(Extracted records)
•••••

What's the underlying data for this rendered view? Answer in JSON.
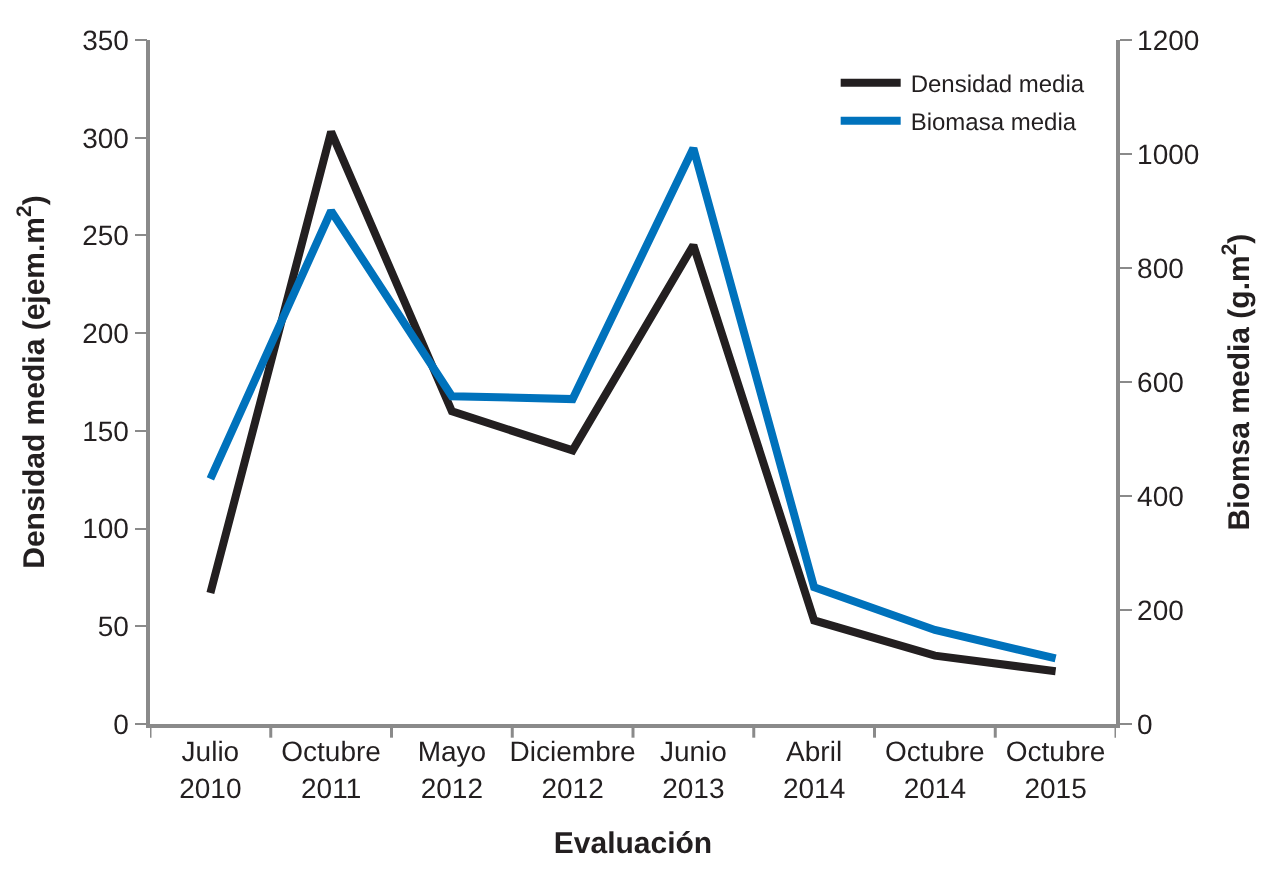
{
  "chart_data": {
    "type": "line",
    "categories": [
      "Julio\n2010",
      "Octubre\n2011",
      "Mayo\n2012",
      "Diciembre\n2012",
      "Junio\n2013",
      "Abril\n2014",
      "Octubre\n2014",
      "Octubre\n2015"
    ],
    "series": [
      {
        "name": "Densidad media",
        "color": "#231f20",
        "values": [
          67,
          303,
          160,
          140,
          245,
          53,
          35,
          27
        ]
      },
      {
        "name": "Biomasa media",
        "color": "#0072bc",
        "axis": "y2",
        "values": [
          430,
          900,
          575,
          570,
          1010,
          240,
          165,
          115
        ]
      }
    ],
    "xlabel": "Evaluación",
    "ylabel": "Densidad media (ejem.m$^{2}$)",
    "y2label": "Biomsa media (g.m$^{2}$)",
    "ylim": [
      0,
      350
    ],
    "yticks": [
      0,
      50,
      100,
      150,
      200,
      250,
      300,
      350
    ],
    "y2lim": [
      0,
      1200
    ],
    "y2ticks": [
      0,
      200,
      400,
      600,
      800,
      1000,
      1200
    ],
    "legend": "top right",
    "marker": "none",
    "line_style": "solid"
  }
}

•••••

What to do:
What is needed is an exact reproduction of the data, pictures excluded.

Solution:
What's the underlying data for this rendered view? Answer in JSON.
{
  "chart_data": {
    "type": "line",
    "categories": [
      "Julio\n2010",
      "Octubre\n2011",
      "Mayo\n2012",
      "Diciembre\n2012",
      "Junio\n2013",
      "Abril\n2014",
      "Octubre\n2014",
      "Octubre\n2015"
    ],
    "series": [
      {
        "name": "Densidad media",
        "color": "#231f20",
        "values": [
          67,
          303,
          160,
          140,
          245,
          53,
          35,
          27
        ]
      },
      {
        "name": "Biomasa media",
        "color": "#0072bc",
        "axis": "y2",
        "values": [
          430,
          900,
          575,
          570,
          1010,
          240,
          165,
          115
        ]
      }
    ],
    "xlabel": "Evaluación",
    "ylabel": "Densidad media (ejem.m$^{2}$)",
    "y2label": "Biomsa media (g.m$^{2}$)",
    "ylim": [
      0,
      350
    ],
    "yticks": [
      0,
      50,
      100,
      150,
      200,
      250,
      300,
      350
    ],
    "y2lim": [
      0,
      1200
    ],
    "y2ticks": [
      0,
      200,
      400,
      600,
      800,
      1000,
      1200
    ],
    "legend": "top right",
    "marker": "none",
    "line_style": "solid"
  }
}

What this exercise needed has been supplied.